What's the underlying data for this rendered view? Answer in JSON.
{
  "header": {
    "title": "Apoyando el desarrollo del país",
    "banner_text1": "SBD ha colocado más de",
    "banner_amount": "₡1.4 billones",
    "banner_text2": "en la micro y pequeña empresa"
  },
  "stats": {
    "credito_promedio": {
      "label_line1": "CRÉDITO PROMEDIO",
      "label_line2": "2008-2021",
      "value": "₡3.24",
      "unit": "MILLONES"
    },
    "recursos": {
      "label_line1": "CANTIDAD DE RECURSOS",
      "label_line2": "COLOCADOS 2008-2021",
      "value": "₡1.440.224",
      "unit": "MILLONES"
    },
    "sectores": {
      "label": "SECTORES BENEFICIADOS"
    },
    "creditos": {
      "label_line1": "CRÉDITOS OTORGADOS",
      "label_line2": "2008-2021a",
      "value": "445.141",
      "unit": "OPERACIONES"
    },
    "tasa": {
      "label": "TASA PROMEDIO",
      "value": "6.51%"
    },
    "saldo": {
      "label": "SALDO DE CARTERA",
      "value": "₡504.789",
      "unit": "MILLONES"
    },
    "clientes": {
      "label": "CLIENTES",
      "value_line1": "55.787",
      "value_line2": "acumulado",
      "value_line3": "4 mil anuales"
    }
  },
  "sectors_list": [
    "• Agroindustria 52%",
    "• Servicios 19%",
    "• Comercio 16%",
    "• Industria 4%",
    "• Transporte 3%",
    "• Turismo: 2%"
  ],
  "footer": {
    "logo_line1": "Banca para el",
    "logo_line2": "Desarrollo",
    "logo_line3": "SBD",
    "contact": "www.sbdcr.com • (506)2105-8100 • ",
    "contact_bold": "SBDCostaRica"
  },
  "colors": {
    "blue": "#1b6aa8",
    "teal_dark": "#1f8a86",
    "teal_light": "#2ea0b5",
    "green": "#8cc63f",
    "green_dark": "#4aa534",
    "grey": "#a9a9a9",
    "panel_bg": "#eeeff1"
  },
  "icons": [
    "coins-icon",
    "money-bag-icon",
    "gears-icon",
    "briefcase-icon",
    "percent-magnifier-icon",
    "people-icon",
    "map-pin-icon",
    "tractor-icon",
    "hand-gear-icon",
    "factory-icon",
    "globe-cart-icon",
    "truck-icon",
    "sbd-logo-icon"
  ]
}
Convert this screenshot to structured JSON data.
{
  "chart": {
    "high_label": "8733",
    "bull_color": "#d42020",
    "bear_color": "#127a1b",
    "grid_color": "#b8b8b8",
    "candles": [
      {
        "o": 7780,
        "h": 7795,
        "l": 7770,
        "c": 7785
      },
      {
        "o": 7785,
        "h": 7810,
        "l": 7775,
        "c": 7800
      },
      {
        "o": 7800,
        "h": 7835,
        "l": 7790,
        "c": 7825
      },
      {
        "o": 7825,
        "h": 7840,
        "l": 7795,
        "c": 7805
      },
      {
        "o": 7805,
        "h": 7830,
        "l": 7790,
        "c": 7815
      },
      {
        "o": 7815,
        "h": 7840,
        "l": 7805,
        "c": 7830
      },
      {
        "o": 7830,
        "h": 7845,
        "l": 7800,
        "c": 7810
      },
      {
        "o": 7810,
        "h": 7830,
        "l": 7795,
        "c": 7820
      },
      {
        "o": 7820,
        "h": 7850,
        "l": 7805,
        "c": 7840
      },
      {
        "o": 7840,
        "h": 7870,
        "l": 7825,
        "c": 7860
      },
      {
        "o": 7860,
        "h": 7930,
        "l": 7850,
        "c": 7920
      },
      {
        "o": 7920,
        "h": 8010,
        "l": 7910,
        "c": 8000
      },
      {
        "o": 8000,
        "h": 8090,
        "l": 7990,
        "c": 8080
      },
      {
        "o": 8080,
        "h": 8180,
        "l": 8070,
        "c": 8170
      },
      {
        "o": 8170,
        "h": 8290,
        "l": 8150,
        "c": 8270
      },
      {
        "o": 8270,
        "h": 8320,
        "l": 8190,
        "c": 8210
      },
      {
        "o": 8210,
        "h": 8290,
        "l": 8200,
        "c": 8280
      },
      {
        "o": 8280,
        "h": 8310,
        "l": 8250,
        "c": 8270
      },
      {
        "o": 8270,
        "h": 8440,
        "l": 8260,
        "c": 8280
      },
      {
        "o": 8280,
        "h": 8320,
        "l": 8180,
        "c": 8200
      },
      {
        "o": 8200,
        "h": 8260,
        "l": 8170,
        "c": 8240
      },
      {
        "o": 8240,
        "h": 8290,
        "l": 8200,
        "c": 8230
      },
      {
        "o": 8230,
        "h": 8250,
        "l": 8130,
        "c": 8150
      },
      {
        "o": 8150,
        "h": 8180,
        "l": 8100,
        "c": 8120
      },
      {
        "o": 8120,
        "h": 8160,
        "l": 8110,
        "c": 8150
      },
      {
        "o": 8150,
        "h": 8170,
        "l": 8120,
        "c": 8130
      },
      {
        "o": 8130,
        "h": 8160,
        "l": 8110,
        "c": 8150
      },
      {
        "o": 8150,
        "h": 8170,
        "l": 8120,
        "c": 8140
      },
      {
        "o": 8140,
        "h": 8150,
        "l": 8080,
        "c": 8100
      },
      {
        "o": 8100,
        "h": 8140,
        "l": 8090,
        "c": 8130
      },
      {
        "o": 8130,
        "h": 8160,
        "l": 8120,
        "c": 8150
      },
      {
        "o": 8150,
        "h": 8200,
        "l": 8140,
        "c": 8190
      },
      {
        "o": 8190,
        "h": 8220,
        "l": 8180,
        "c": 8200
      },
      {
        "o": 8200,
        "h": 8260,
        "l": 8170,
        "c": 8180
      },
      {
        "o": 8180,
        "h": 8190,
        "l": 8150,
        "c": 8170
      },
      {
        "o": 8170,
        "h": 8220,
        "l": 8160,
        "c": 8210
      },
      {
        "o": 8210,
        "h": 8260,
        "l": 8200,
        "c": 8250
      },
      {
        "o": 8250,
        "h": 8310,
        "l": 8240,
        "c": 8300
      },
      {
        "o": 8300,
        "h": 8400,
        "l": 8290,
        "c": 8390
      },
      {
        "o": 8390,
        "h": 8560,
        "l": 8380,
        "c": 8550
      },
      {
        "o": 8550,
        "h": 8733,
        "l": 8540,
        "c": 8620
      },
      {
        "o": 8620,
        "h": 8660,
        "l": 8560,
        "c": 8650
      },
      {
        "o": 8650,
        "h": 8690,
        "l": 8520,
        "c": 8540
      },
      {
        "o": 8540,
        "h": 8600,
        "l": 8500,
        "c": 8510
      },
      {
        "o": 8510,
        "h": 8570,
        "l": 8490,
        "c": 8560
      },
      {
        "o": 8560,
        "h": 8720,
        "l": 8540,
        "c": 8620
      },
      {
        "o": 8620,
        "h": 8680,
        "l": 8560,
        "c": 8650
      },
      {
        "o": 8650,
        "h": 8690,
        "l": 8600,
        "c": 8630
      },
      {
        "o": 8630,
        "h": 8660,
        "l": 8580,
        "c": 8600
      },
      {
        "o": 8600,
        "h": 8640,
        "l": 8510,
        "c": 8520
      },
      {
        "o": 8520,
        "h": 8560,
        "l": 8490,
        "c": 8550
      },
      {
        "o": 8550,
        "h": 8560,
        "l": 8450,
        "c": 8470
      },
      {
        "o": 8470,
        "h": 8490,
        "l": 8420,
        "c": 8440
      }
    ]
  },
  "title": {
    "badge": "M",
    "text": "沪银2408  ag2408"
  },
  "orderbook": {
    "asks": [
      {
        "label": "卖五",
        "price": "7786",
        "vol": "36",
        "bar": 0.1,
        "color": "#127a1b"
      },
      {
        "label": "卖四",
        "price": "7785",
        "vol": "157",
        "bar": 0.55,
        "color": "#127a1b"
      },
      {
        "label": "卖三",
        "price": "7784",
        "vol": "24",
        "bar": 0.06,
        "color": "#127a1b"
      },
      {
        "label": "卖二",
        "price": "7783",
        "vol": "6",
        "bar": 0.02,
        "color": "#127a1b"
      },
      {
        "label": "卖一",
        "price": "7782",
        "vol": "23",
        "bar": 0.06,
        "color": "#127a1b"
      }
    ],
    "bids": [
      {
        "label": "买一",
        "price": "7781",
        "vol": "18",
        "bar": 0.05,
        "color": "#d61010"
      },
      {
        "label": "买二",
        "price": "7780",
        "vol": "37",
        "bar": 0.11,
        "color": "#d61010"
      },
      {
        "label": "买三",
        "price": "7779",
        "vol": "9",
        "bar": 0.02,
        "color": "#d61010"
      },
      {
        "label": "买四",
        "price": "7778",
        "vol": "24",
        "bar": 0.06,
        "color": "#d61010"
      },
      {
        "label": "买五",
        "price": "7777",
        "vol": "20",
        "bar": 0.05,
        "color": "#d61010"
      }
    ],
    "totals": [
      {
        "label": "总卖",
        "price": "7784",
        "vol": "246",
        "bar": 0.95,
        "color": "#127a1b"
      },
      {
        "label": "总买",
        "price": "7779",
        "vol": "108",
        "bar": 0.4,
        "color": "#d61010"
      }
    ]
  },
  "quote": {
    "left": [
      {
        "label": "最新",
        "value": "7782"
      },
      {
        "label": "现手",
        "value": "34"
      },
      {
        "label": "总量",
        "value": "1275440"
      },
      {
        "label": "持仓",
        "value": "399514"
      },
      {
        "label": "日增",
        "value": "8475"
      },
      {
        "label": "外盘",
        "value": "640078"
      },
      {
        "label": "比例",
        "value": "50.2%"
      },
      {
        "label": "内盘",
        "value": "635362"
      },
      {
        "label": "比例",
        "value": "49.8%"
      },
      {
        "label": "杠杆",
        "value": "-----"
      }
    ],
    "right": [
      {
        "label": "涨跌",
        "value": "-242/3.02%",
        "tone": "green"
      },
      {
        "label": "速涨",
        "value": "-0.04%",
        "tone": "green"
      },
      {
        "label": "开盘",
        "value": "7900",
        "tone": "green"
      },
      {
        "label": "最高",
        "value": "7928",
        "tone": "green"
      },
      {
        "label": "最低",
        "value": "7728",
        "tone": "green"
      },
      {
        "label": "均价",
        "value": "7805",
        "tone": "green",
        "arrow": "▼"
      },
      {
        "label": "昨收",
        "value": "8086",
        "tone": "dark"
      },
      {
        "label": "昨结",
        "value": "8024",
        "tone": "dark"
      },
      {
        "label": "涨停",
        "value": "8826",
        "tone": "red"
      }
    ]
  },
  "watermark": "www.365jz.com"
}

──────────────────────────────

YOUR OBJECTIVE :: Pick out the lines containing the string "data".

OUTPUT FOR THIS TASK ::
What's the underlying data for this rendered view? Answer in JSON.
Convert this screenshot to structured JSON data.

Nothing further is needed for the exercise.